▶ [EXERCISE]: Locate the lines where "ROAD" occurs and copy them as they stand.

..........

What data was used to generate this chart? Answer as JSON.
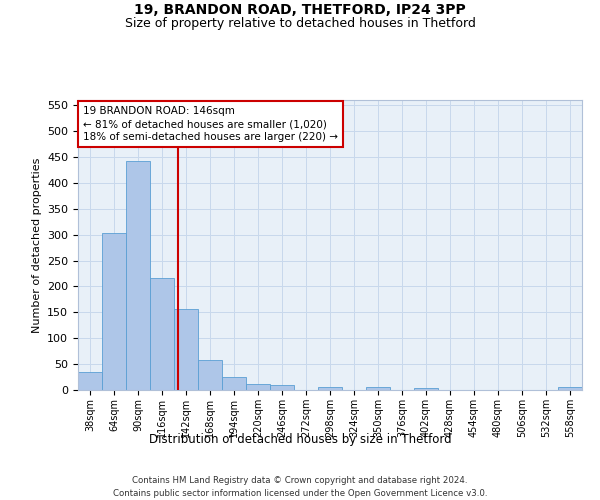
{
  "title1": "19, BRANDON ROAD, THETFORD, IP24 3PP",
  "title2": "Size of property relative to detached houses in Thetford",
  "xlabel": "Distribution of detached houses by size in Thetford",
  "ylabel": "Number of detached properties",
  "bin_labels": [
    "38sqm",
    "64sqm",
    "90sqm",
    "116sqm",
    "142sqm",
    "168sqm",
    "194sqm",
    "220sqm",
    "246sqm",
    "272sqm",
    "298sqm",
    "324sqm",
    "350sqm",
    "376sqm",
    "402sqm",
    "428sqm",
    "454sqm",
    "480sqm",
    "506sqm",
    "532sqm",
    "558sqm"
  ],
  "bar_heights": [
    35,
    303,
    443,
    217,
    157,
    57,
    25,
    12,
    10,
    0,
    5,
    0,
    6,
    0,
    4,
    0,
    0,
    0,
    0,
    0,
    5
  ],
  "bar_color": "#aec6e8",
  "bar_edge_color": "#5a9fd4",
  "property_line_color": "#cc0000",
  "annotation_text": "19 BRANDON ROAD: 146sqm\n← 81% of detached houses are smaller (1,020)\n18% of semi-detached houses are larger (220) →",
  "annotation_box_color": "#ffffff",
  "annotation_box_edge_color": "#cc0000",
  "ylim": [
    0,
    560
  ],
  "yticks": [
    0,
    50,
    100,
    150,
    200,
    250,
    300,
    350,
    400,
    450,
    500,
    550
  ],
  "grid_color": "#c8d8ec",
  "background_color": "#e8f0f8",
  "footer_text": "Contains HM Land Registry data © Crown copyright and database right 2024.\nContains public sector information licensed under the Open Government Licence v3.0.",
  "fig_bg_color": "#ffffff"
}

..........

▶ [EXERCISE SOLUTION]:
  "title1": "19, BRANDON ROAD, THETFORD, IP24 3PP",
  "annotation_text": "19 BRANDON ROAD: 146sqm\n← 81% of detached houses are smaller (1,020)\n18% of semi-detached houses are larger (220) →",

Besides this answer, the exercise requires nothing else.